◆ What is asked
Skip every picture and transcribe the remaining material exactly.
====================
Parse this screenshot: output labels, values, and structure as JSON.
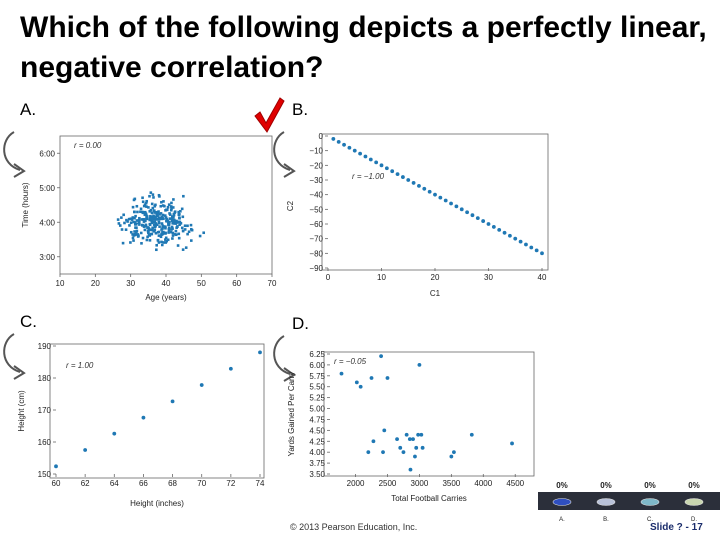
{
  "slide": {
    "title": "Which of the following depicts a perfectly linear, negative correlation?",
    "footer": "© 2013 Pearson Education, Inc.",
    "slide_number": "Slide ? - 17"
  },
  "labels": {
    "a": "A.",
    "b": "B.",
    "c": "C.",
    "d": "D."
  },
  "poll": {
    "options": [
      {
        "percent": "0%",
        "label": "A."
      },
      {
        "percent": "0%",
        "label": "B."
      },
      {
        "percent": "0%",
        "label": "C."
      },
      {
        "percent": "0%",
        "label": "D."
      }
    ],
    "colors": [
      "#2f4fbf",
      "#b9c2d9",
      "#7fb8c8",
      "#c9d6b0"
    ]
  },
  "chart_data": [
    {
      "type": "scatter",
      "annotation": "r = 0.00",
      "xlabel": "Age (years)",
      "ylabel": "Time (hours)",
      "xlim": [
        10,
        70
      ],
      "ylim": [
        2.5,
        6.5
      ],
      "xticks": [
        "10",
        "20",
        "30",
        "40",
        "50",
        "60",
        "70"
      ],
      "yticks": [
        "3:00",
        "4:00",
        "5:00",
        "6:00"
      ],
      "ytick_values": [
        3,
        4,
        5,
        6
      ],
      "cluster": {
        "x_center": 37,
        "x_spread": 10,
        "y_center": 4.0,
        "y_spread": 0.55,
        "count": 320
      }
    },
    {
      "type": "scatter",
      "annotation": "r = −1.00",
      "xlabel": "C1",
      "ylabel": "C2",
      "xlim": [
        0,
        40
      ],
      "ylim": [
        -90,
        0
      ],
      "xticks": [
        "0",
        "10",
        "20",
        "30",
        "40"
      ],
      "yticks": [
        "0",
        "−10",
        "−20",
        "−30",
        "−40",
        "−50",
        "−60",
        "−70",
        "−80",
        "−90"
      ],
      "ytick_values": [
        0,
        -10,
        -20,
        -30,
        -40,
        -50,
        -60,
        -70,
        -80,
        -90
      ],
      "x": [
        1,
        2,
        3,
        4,
        5,
        6,
        7,
        8,
        9,
        10,
        11,
        12,
        13,
        14,
        15,
        16,
        17,
        18,
        19,
        20,
        21,
        22,
        23,
        24,
        25,
        26,
        27,
        28,
        29,
        30,
        31,
        32,
        33,
        34,
        35,
        36,
        37,
        38,
        39,
        40
      ],
      "y": [
        -2,
        -4,
        -6,
        -8,
        -10,
        -12,
        -14,
        -16,
        -18,
        -20,
        -22,
        -24,
        -26,
        -28,
        -30,
        -32,
        -34,
        -36,
        -38,
        -40,
        -42,
        -44,
        -46,
        -48,
        -50,
        -52,
        -54,
        -56,
        -58,
        -60,
        -62,
        -64,
        -66,
        -68,
        -70,
        -72,
        -74,
        -76,
        -78,
        -80
      ]
    },
    {
      "type": "scatter",
      "annotation": "r = 1.00",
      "xlabel": "Height (inches)",
      "ylabel": "Height (cm)",
      "xlim": [
        60,
        74
      ],
      "ylim": [
        150,
        190
      ],
      "xticks": [
        "60",
        "62",
        "64",
        "66",
        "68",
        "70",
        "72",
        "74"
      ],
      "xtick_values": [
        60,
        62,
        64,
        66,
        68,
        70,
        72,
        74
      ],
      "yticks": [
        "150",
        "160",
        "170",
        "180",
        "190"
      ],
      "ytick_values": [
        150,
        160,
        170,
        180,
        190
      ],
      "x": [
        60,
        62,
        64,
        66,
        68,
        70,
        72,
        74
      ],
      "y": [
        152.4,
        157.5,
        162.6,
        167.6,
        172.7,
        177.8,
        182.9,
        188.0
      ]
    },
    {
      "type": "scatter",
      "annotation": "r = −0.05",
      "xlabel": "Total Football Carries",
      "ylabel": "Yards Gained Per Carry",
      "xlim": [
        1600,
        4700
      ],
      "ylim": [
        3.5,
        6.25
      ],
      "xticks": [
        "2000",
        "2500",
        "3000",
        "3500",
        "4000",
        "4500"
      ],
      "xtick_values": [
        2000,
        2500,
        3000,
        3500,
        4000,
        4500
      ],
      "yticks": [
        "3.50",
        "3.75",
        "4.00",
        "4.25",
        "4.50",
        "4.75",
        "5.00",
        "5.25",
        "5.50",
        "5.75",
        "6.00",
        "6.25"
      ],
      "ytick_values": [
        3.5,
        3.75,
        4.0,
        4.25,
        4.5,
        4.75,
        5.0,
        5.25,
        5.5,
        5.75,
        6.0,
        6.25
      ],
      "x": [
        1780,
        2020,
        2080,
        2200,
        2250,
        2280,
        2400,
        2430,
        2450,
        2500,
        2650,
        2700,
        2750,
        2800,
        2850,
        2860,
        2900,
        2930,
        2950,
        2980,
        3000,
        3030,
        3050,
        3500,
        3540,
        3820,
        4450
      ],
      "y": [
        5.8,
        5.6,
        5.5,
        4.0,
        5.7,
        4.25,
        6.2,
        4.0,
        4.5,
        5.7,
        4.3,
        4.1,
        4.0,
        4.4,
        4.3,
        3.6,
        4.3,
        3.9,
        4.1,
        4.4,
        6.0,
        4.4,
        4.1,
        3.9,
        4.0,
        4.4,
        4.2
      ]
    }
  ]
}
====================
◆ Task answer
Parse this screenshot: output labels, values, and structure as JSON.
{
  "slide": {
    "title": "Which of the following depicts a perfectly linear, negative correlation?",
    "footer": "© 2013 Pearson Education, Inc.",
    "slide_number": "Slide ? - 17"
  },
  "labels": {
    "a": "A.",
    "b": "B.",
    "c": "C.",
    "d": "D."
  },
  "poll": {
    "options": [
      {
        "percent": "0%",
        "label": "A."
      },
      {
        "percent": "0%",
        "label": "B."
      },
      {
        "percent": "0%",
        "label": "C."
      },
      {
        "percent": "0%",
        "label": "D."
      }
    ],
    "colors": [
      "#2f4fbf",
      "#b9c2d9",
      "#7fb8c8",
      "#c9d6b0"
    ]
  },
  "chart_data": [
    {
      "type": "scatter",
      "annotation": "r = 0.00",
      "xlabel": "Age (years)",
      "ylabel": "Time (hours)",
      "xlim": [
        10,
        70
      ],
      "ylim": [
        2.5,
        6.5
      ],
      "xticks": [
        "10",
        "20",
        "30",
        "40",
        "50",
        "60",
        "70"
      ],
      "yticks": [
        "3:00",
        "4:00",
        "5:00",
        "6:00"
      ],
      "ytick_values": [
        3,
        4,
        5,
        6
      ],
      "cluster": {
        "x_center": 37,
        "x_spread": 10,
        "y_center": 4.0,
        "y_spread": 0.55,
        "count": 320
      }
    },
    {
      "type": "scatter",
      "annotation": "r = −1.00",
      "xlabel": "C1",
      "ylabel": "C2",
      "xlim": [
        0,
        40
      ],
      "ylim": [
        -90,
        0
      ],
      "xticks": [
        "0",
        "10",
        "20",
        "30",
        "40"
      ],
      "yticks": [
        "0",
        "−10",
        "−20",
        "−30",
        "−40",
        "−50",
        "−60",
        "−70",
        "−80",
        "−90"
      ],
      "ytick_values": [
        0,
        -10,
        -20,
        -30,
        -40,
        -50,
        -60,
        -70,
        -80,
        -90
      ],
      "x": [
        1,
        2,
        3,
        4,
        5,
        6,
        7,
        8,
        9,
        10,
        11,
        12,
        13,
        14,
        15,
        16,
        17,
        18,
        19,
        20,
        21,
        22,
        23,
        24,
        25,
        26,
        27,
        28,
        29,
        30,
        31,
        32,
        33,
        34,
        35,
        36,
        37,
        38,
        39,
        40
      ],
      "y": [
        -2,
        -4,
        -6,
        -8,
        -10,
        -12,
        -14,
        -16,
        -18,
        -20,
        -22,
        -24,
        -26,
        -28,
        -30,
        -32,
        -34,
        -36,
        -38,
        -40,
        -42,
        -44,
        -46,
        -48,
        -50,
        -52,
        -54,
        -56,
        -58,
        -60,
        -62,
        -64,
        -66,
        -68,
        -70,
        -72,
        -74,
        -76,
        -78,
        -80
      ]
    },
    {
      "type": "scatter",
      "annotation": "r = 1.00",
      "xlabel": "Height (inches)",
      "ylabel": "Height (cm)",
      "xlim": [
        60,
        74
      ],
      "ylim": [
        150,
        190
      ],
      "xticks": [
        "60",
        "62",
        "64",
        "66",
        "68",
        "70",
        "72",
        "74"
      ],
      "xtick_values": [
        60,
        62,
        64,
        66,
        68,
        70,
        72,
        74
      ],
      "yticks": [
        "150",
        "160",
        "170",
        "180",
        "190"
      ],
      "ytick_values": [
        150,
        160,
        170,
        180,
        190
      ],
      "x": [
        60,
        62,
        64,
        66,
        68,
        70,
        72,
        74
      ],
      "y": [
        152.4,
        157.5,
        162.6,
        167.6,
        172.7,
        177.8,
        182.9,
        188.0
      ]
    },
    {
      "type": "scatter",
      "annotation": "r = −0.05",
      "xlabel": "Total Football Carries",
      "ylabel": "Yards Gained Per Carry",
      "xlim": [
        1600,
        4700
      ],
      "ylim": [
        3.5,
        6.25
      ],
      "xticks": [
        "2000",
        "2500",
        "3000",
        "3500",
        "4000",
        "4500"
      ],
      "xtick_values": [
        2000,
        2500,
        3000,
        3500,
        4000,
        4500
      ],
      "yticks": [
        "3.50",
        "3.75",
        "4.00",
        "4.25",
        "4.50",
        "4.75",
        "5.00",
        "5.25",
        "5.50",
        "5.75",
        "6.00",
        "6.25"
      ],
      "ytick_values": [
        3.5,
        3.75,
        4.0,
        4.25,
        4.5,
        4.75,
        5.0,
        5.25,
        5.5,
        5.75,
        6.0,
        6.25
      ],
      "x": [
        1780,
        2020,
        2080,
        2200,
        2250,
        2280,
        2400,
        2430,
        2450,
        2500,
        2650,
        2700,
        2750,
        2800,
        2850,
        2860,
        2900,
        2930,
        2950,
        2980,
        3000,
        3030,
        3050,
        3500,
        3540,
        3820,
        4450
      ],
      "y": [
        5.8,
        5.6,
        5.5,
        4.0,
        5.7,
        4.25,
        6.2,
        4.0,
        4.5,
        5.7,
        4.3,
        4.1,
        4.0,
        4.4,
        4.3,
        3.6,
        4.3,
        3.9,
        4.1,
        4.4,
        6.0,
        4.4,
        4.1,
        3.9,
        4.0,
        4.4,
        4.2
      ]
    }
  ]
}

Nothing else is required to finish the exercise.